REQUEST – Check each line of the material below, and copy it if it holds the string "Bedrijven".

-*-*-

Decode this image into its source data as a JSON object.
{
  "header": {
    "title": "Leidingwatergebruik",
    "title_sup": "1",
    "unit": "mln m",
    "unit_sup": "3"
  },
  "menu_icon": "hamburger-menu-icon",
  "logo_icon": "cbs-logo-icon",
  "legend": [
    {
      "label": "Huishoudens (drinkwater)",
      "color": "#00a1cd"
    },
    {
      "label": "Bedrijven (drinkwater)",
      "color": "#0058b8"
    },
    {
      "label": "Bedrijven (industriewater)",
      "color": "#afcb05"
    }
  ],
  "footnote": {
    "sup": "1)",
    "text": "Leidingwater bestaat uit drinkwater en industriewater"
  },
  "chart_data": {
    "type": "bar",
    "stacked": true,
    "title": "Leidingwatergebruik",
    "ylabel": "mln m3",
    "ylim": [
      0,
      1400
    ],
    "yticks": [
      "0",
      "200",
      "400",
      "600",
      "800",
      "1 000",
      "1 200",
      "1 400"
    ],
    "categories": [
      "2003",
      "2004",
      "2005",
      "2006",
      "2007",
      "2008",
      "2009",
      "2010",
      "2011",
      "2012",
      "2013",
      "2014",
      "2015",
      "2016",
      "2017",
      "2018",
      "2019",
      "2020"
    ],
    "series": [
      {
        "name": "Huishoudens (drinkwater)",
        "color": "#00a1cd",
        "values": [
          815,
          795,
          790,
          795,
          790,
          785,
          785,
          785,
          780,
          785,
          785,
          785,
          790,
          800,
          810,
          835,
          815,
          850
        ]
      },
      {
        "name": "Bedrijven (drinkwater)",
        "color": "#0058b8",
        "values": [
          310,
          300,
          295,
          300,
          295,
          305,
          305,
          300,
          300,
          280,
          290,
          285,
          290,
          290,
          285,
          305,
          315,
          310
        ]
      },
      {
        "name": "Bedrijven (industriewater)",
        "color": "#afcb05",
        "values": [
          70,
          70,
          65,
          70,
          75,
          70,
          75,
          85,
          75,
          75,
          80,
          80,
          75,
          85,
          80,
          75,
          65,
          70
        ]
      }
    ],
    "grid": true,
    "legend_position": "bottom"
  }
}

-*-*-

RESULT FOR THIS EXERCISE –
      "label": "Bedrijven (drinkwater)",
      "label": "Bedrijven (industriewater)",
        "name": "Bedrijven (drinkwater)",
        "name": "Bedrijven (industriewater)",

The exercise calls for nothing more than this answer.